### WORK TO COMPLETE
Output, word for word, every line from the line with "Extract all readable text from this page." through the final line of the data below.

### RECORDS

========

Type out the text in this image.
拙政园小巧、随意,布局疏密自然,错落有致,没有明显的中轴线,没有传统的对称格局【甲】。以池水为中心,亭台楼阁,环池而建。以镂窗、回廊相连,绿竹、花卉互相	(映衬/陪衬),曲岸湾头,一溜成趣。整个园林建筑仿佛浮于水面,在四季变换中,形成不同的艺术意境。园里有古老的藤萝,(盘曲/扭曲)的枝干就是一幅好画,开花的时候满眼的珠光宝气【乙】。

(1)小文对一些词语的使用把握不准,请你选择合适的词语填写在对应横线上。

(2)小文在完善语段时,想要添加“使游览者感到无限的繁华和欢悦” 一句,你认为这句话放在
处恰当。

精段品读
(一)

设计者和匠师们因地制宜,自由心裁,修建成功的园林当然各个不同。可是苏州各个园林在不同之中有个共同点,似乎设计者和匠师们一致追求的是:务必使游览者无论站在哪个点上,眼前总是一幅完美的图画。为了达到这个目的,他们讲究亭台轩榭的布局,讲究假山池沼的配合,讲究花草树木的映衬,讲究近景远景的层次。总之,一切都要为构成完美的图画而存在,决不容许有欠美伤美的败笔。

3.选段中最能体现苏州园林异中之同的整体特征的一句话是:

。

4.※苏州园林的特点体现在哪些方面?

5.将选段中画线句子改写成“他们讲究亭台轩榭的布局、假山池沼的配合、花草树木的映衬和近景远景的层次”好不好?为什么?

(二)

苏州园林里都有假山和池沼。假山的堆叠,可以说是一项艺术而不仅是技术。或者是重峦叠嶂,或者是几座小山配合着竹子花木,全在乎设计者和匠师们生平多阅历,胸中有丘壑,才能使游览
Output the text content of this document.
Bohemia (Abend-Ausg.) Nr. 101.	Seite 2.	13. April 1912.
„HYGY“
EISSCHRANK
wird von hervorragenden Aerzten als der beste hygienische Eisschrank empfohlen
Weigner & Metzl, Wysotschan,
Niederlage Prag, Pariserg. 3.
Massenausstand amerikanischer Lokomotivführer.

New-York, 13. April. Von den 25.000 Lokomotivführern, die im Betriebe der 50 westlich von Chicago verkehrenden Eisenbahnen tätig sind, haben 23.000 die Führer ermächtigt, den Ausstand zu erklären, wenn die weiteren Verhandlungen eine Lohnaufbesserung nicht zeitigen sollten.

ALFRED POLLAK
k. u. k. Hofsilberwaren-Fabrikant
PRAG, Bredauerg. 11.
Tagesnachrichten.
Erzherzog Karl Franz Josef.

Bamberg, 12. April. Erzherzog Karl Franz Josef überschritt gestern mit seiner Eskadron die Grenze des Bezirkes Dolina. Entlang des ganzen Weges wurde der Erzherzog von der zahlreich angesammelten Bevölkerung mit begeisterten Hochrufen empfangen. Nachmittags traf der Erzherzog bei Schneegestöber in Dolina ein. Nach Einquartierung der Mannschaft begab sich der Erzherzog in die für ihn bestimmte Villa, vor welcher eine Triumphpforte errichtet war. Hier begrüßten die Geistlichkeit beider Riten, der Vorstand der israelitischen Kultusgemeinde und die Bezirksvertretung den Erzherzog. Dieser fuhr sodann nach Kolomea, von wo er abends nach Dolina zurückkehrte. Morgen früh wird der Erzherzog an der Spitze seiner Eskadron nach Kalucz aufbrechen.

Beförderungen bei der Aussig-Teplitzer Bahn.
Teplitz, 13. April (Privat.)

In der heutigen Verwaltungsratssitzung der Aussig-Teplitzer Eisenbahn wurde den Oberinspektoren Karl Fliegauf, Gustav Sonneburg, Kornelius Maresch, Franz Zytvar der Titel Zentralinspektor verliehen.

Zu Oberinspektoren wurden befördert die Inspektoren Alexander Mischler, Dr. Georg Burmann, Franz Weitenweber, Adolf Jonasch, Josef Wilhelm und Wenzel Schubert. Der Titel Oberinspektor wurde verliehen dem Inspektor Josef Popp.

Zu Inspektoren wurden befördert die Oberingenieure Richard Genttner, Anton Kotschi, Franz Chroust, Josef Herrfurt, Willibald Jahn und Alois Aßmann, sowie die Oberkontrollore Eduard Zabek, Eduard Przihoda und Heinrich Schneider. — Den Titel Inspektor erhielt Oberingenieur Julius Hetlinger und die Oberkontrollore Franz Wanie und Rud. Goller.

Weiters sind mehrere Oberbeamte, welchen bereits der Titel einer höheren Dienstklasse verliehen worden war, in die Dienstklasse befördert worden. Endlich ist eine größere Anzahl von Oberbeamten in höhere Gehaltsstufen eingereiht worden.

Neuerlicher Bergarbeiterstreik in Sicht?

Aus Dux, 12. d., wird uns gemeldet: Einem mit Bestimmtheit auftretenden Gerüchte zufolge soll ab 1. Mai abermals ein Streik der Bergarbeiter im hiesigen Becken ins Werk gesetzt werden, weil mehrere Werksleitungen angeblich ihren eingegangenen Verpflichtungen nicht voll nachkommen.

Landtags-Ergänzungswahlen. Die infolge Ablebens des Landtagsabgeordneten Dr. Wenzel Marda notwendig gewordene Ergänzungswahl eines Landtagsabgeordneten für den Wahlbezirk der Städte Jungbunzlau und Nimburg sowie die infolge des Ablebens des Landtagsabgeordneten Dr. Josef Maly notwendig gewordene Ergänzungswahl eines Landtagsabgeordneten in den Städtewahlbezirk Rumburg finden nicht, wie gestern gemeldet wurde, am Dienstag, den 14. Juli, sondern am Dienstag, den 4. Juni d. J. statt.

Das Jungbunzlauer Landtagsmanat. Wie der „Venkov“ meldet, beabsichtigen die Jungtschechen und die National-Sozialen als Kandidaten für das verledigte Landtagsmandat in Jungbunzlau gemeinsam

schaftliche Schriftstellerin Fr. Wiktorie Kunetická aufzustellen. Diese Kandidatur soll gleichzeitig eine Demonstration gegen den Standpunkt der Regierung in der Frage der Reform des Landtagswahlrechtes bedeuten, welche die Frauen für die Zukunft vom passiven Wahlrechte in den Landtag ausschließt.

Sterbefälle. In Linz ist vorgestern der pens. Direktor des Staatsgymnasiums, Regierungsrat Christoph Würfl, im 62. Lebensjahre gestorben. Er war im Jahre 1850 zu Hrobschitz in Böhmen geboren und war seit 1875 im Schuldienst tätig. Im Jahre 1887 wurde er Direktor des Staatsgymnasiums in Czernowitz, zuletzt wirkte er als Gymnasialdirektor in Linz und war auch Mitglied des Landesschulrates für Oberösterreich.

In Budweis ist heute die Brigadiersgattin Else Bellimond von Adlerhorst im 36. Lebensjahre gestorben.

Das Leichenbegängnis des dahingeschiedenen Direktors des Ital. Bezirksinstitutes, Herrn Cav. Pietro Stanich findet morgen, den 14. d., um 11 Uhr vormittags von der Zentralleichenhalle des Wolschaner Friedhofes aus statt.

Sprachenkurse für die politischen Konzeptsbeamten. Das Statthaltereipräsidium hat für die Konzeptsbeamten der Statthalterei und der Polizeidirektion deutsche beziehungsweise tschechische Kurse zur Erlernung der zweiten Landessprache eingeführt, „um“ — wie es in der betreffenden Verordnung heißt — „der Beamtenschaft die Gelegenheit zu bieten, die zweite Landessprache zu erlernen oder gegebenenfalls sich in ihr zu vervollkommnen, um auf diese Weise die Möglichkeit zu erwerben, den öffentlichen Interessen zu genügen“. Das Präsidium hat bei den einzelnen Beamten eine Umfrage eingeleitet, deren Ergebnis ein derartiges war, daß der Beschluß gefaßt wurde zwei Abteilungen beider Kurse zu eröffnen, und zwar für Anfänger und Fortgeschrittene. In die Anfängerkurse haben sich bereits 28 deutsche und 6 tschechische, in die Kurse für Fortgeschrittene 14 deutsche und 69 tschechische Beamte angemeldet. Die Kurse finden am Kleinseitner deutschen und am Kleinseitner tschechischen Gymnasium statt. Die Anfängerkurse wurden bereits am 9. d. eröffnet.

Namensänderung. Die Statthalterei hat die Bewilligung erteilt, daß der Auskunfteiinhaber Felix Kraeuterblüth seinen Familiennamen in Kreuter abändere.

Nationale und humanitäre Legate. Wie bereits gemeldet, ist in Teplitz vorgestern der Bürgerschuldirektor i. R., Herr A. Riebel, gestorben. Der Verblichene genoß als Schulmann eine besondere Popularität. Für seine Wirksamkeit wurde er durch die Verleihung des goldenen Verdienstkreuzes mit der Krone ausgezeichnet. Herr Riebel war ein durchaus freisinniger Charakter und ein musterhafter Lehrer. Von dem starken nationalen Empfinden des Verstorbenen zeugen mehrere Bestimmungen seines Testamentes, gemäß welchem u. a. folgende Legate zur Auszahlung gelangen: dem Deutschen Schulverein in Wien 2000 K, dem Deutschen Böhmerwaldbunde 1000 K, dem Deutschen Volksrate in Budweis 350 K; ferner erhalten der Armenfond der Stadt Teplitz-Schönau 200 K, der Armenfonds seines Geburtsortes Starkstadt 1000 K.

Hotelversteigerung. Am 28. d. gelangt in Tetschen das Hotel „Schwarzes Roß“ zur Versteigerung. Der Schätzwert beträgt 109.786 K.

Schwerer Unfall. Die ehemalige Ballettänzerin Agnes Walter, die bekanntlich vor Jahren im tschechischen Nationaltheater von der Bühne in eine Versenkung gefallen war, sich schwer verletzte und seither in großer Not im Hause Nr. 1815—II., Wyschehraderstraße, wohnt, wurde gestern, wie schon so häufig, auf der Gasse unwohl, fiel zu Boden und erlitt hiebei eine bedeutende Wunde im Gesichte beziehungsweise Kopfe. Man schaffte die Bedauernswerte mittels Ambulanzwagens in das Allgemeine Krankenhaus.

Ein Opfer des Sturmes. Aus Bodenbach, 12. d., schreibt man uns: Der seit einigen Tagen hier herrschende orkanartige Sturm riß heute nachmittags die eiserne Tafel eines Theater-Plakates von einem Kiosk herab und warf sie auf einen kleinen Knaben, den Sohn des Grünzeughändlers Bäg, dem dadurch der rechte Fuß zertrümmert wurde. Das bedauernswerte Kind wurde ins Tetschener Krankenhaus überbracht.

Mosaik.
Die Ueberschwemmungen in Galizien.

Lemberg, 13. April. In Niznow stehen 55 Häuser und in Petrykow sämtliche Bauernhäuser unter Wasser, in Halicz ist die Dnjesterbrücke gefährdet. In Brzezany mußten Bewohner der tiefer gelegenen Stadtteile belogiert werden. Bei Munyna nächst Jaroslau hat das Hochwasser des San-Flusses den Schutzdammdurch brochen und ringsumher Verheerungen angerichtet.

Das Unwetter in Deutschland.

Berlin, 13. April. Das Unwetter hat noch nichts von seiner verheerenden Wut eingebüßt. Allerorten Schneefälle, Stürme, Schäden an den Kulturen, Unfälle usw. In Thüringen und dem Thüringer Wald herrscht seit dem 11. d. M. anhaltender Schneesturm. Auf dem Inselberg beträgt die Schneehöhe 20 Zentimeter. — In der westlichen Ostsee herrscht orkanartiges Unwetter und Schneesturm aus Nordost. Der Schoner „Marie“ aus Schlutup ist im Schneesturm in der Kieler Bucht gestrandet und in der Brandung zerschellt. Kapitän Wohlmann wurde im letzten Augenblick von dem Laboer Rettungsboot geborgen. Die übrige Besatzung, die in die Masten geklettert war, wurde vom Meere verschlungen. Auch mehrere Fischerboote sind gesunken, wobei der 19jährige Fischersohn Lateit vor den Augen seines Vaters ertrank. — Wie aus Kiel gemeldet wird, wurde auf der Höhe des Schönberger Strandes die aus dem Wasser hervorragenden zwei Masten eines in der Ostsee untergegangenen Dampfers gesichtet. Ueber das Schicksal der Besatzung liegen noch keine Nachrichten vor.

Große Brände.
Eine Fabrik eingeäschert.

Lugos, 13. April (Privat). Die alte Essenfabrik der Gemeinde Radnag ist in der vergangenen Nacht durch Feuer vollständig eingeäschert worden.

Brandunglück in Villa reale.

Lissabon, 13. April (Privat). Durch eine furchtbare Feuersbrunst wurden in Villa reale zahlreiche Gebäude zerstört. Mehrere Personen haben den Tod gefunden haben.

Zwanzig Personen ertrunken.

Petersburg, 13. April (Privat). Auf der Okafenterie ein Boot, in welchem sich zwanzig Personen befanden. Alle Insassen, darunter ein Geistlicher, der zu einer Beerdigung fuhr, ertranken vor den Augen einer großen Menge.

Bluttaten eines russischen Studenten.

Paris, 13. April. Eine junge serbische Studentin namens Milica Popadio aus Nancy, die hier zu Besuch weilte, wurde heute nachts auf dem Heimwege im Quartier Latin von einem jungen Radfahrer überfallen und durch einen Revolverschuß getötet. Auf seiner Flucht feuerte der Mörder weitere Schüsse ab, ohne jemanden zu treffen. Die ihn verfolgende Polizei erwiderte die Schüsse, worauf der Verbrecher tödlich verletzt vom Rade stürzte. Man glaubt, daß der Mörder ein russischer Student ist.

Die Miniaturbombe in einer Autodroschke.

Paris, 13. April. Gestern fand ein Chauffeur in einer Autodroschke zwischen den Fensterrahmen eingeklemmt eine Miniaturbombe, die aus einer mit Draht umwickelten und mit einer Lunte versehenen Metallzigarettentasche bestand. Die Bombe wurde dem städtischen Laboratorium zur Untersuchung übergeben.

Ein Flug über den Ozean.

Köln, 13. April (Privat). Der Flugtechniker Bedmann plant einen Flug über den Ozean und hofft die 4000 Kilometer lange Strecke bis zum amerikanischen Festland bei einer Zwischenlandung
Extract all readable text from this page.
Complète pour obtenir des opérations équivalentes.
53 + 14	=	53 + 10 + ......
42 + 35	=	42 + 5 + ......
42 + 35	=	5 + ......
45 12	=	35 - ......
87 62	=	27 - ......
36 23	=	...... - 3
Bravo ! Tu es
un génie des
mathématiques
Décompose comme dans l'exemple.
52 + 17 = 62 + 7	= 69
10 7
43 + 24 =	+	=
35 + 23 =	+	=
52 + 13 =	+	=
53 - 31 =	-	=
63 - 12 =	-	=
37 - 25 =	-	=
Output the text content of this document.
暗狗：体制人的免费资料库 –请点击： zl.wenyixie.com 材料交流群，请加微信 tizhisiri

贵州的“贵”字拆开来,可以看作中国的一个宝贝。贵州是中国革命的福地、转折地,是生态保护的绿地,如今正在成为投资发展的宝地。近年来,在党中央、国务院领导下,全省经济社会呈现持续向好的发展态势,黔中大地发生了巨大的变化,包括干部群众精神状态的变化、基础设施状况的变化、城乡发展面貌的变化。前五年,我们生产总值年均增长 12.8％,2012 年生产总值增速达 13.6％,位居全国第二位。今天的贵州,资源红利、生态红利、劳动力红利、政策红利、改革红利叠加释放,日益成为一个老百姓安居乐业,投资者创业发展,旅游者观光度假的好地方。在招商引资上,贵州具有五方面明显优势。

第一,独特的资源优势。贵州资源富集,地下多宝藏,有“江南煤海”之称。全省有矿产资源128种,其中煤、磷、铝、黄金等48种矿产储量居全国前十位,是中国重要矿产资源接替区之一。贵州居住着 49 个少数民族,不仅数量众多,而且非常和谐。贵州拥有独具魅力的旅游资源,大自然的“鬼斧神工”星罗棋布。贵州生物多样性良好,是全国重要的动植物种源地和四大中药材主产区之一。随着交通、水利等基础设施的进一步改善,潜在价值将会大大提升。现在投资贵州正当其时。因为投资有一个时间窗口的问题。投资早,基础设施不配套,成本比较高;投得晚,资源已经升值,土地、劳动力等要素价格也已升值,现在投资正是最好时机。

========

### SOLUTION TO THIS TASK
Extract all readable text from this page.
Complète pour obtenir des opérations équivalentes.
53 + 14	=	53 + 10 + ......
42 + 35	=	42 + 5 + ......
42 + 35	=	5 + ......
45 12	=	35 - ......
87 62	=	27 - ......
36 23	=	...... - 3
Bravo ! Tu es
un génie des
mathématiques
Décompose comme dans l'exemple.
52 + 17 = 62 + 7	= 69
10 7
43 + 24 =	+	=
35 + 23 =	+	=
52 + 13 =	+	=
53 - 31 =	-	=
63 - 12 =	-	=
37 - 25 =	-	=
Output the text content of this document.
暗狗：体制人的免费资料库 –请点击： zl.wenyixie.com 材料交流群，请加微信 tizhisiri

贵州的“贵”字拆开来,可以看作中国的一个宝贝。贵州是中国革命的福地、转折地,是生态保护的绿地,如今正在成为投资发展的宝地。近年来,在党中央、国务院领导下,全省经济社会呈现持续向好的发展态势,黔中大地发生了巨大的变化,包括干部群众精神状态的变化、基础设施状况的变化、城乡发展面貌的变化。前五年,我们生产总值年均增长 12.8％,2012 年生产总值增速达 13.6％,位居全国第二位。今天的贵州,资源红利、生态红利、劳动力红利、政策红利、改革红利叠加释放,日益成为一个老百姓安居乐业,投资者创业发展,旅游者观光度假的好地方。在招商引资上,贵州具有五方面明显优势。

第一,独特的资源优势。贵州资源富集,地下多宝藏,有“江南煤海”之称。全省有矿产资源128种,其中煤、磷、铝、黄金等48种矿产储量居全国前十位,是中国重要矿产资源接替区之一。贵州居住着 49 个少数民族,不仅数量众多,而且非常和谐。贵州拥有独具魅力的旅游资源,大自然的“鬼斧神工”星罗棋布。贵州生物多样性良好,是全国重要的动植物种源地和四大中药材主产区之一。随着交通、水利等基础设施的进一步改善,潜在价值将会大大提升。现在投资贵州正当其时。因为投资有一个时间窗口的问题。投资早,基础设施不配套,成本比较高;投得晚,资源已经升值,土地、劳动力等要素价格也已升值,现在投资正是最好时机。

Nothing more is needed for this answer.